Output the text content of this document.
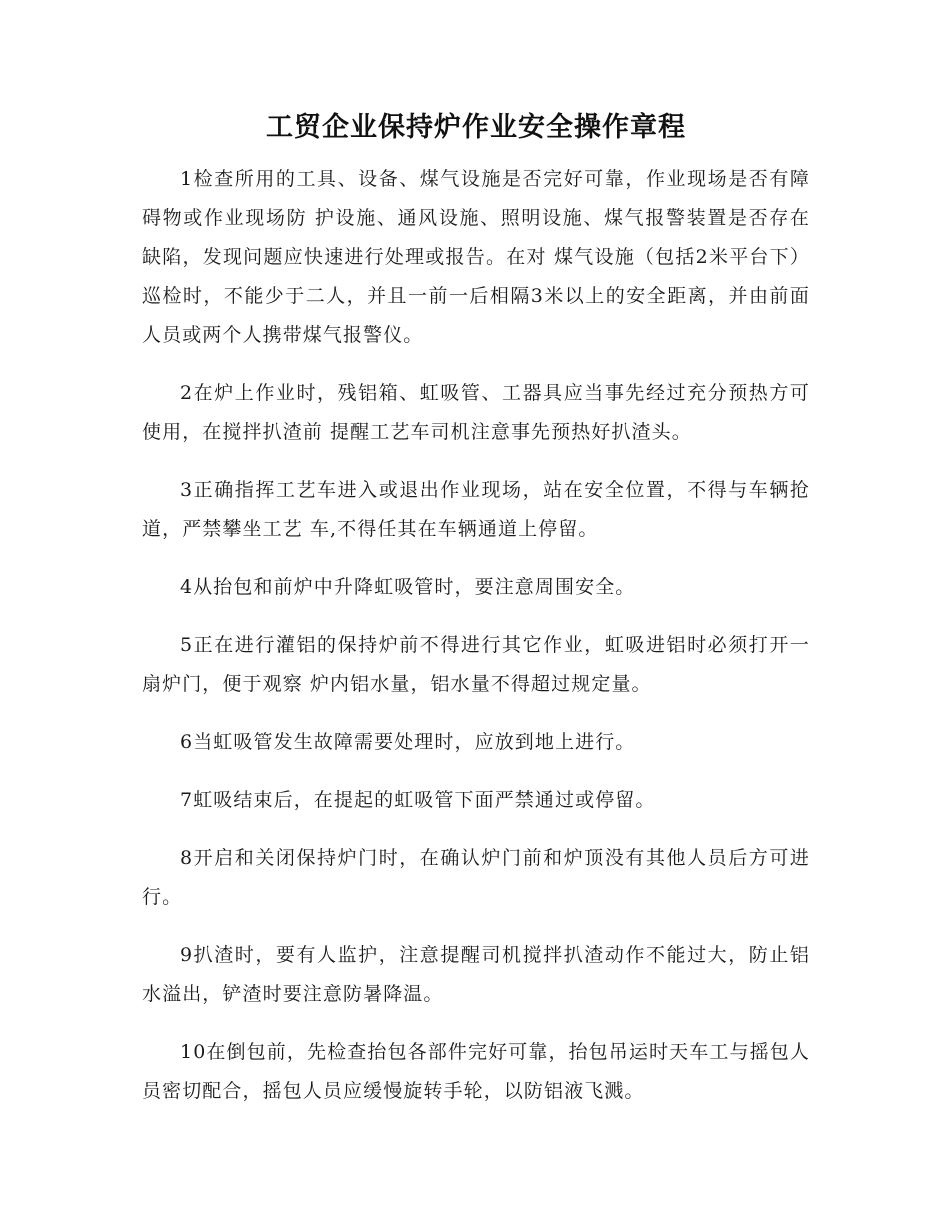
工贸企业保持炉作业安全操作章程

1检查所用的工具、设备、煤气设施是否完好可靠，作业现场是否有障碍物或作业现场防 护设施、通风设施、照明设施、煤气报警装置是否存在缺陷，发现问题应快速进行处理或报告。在对 煤气设施（包括2米平台下）巡检时，不能少于二人，并且一前一后相隔3米以上的安全距离，并由前面人员或两个人携带煤气报警仪。

2在炉上作业时，残铝箱、虹吸管、工器具应当事先经过充分预热方可使用，在搅拌扒渣前 提醒工艺车司机注意事先预热好扒渣头。

3正确指挥工艺车进入或退出作业现场，站在安全位置，不得与车辆抢道，严禁攀坐工艺 车,不得任其在车辆通道上停留。

4从抬包和前炉中升降虹吸管时，要注意周围安全。

5正在进行灌铝的保持炉前不得进行其它作业，虹吸进铝时必须打开一扇炉门，便于观察 炉内铝水量，铝水量不得超过规定量。

6当虹吸管发生故障需要处理时，应放到地上进行。

7虹吸结束后，在提起的虹吸管下面严禁通过或停留。

8开启和关闭保持炉门时，在确认炉门前和炉顶没有其他人员后方可进行。

9扒渣时，要有人监护，注意提醒司机搅拌扒渣动作不能过大，防止铝水溢出，铲渣时要注意防暑降温。

10在倒包前，先检查抬包各部件完好可靠，抬包吊运时天车工与摇包人员密切配合，摇包人员应缓慢旋转手轮，以防铝液飞溅。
————
### Directions for this task
Copy the data exactly. Any picture it contains is to be omitted.

### Exercise answer
Output the text content of this document.
工贸企业保持炉作业安全操作章程

1检查所用的工具、设备、煤气设施是否完好可靠，作业现场是否有障碍物或作业现场防 护设施、通风设施、照明设施、煤气报警装置是否存在缺陷，发现问题应快速进行处理或报告。在对 煤气设施（包括2米平台下）巡检时，不能少于二人，并且一前一后相隔3米以上的安全距离，并由前面人员或两个人携带煤气报警仪。

2在炉上作业时，残铝箱、虹吸管、工器具应当事先经过充分预热方可使用，在搅拌扒渣前 提醒工艺车司机注意事先预热好扒渣头。

3正确指挥工艺车进入或退出作业现场，站在安全位置，不得与车辆抢道，严禁攀坐工艺 车,不得任其在车辆通道上停留。

4从抬包和前炉中升降虹吸管时，要注意周围安全。

5正在进行灌铝的保持炉前不得进行其它作业，虹吸进铝时必须打开一扇炉门，便于观察 炉内铝水量，铝水量不得超过规定量。

6当虹吸管发生故障需要处理时，应放到地上进行。

7虹吸结束后，在提起的虹吸管下面严禁通过或停留。

8开启和关闭保持炉门时，在确认炉门前和炉顶没有其他人员后方可进行。

9扒渣时，要有人监护，注意提醒司机搅拌扒渣动作不能过大，防止铝水溢出，铲渣时要注意防暑降温。

10在倒包前，先检查抬包各部件完好可靠，抬包吊运时天车工与摇包人员密切配合，摇包人员应缓慢旋转手轮，以防铝液飞溅。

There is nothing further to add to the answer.